» WRITTEN EXERCISE: From the entries provided below, copy each line that contains the word "name".

» STORED DATA:
:::::
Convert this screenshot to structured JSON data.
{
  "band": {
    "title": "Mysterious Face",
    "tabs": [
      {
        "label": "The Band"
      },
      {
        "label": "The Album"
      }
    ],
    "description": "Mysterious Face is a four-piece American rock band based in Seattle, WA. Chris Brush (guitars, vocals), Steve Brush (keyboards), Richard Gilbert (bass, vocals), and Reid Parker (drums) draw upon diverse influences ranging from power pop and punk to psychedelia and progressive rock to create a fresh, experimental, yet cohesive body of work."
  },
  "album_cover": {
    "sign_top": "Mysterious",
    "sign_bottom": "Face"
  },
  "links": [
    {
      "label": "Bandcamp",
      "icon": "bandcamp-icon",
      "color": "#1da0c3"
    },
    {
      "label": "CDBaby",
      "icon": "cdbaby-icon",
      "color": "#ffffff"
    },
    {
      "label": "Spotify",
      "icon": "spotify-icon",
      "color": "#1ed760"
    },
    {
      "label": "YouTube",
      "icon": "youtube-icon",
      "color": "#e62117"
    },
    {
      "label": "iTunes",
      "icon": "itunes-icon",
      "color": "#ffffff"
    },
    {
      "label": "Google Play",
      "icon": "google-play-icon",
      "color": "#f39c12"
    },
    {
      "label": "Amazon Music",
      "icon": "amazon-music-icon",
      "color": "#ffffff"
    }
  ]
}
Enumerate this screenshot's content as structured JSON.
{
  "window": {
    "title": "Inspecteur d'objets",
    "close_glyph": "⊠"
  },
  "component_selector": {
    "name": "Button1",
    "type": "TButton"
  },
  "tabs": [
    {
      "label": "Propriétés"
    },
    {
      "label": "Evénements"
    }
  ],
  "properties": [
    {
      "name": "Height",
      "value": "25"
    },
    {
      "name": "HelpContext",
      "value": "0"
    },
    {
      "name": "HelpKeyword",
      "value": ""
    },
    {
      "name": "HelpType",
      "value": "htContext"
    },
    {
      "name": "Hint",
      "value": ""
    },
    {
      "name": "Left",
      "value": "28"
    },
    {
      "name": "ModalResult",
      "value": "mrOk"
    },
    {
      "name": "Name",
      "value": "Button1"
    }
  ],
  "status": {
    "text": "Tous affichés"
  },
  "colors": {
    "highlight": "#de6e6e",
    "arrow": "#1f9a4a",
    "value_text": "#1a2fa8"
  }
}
:::::
» EXERCISE OUTPUT:
    "name": "Button1",
      "name": "Height",
      "name": "HelpContext",
      "name": "HelpKeyword",
      "name": "HelpType",
      "name": "Hint",
      "name": "Left",
      "name": "ModalResult",
      "name": "Name",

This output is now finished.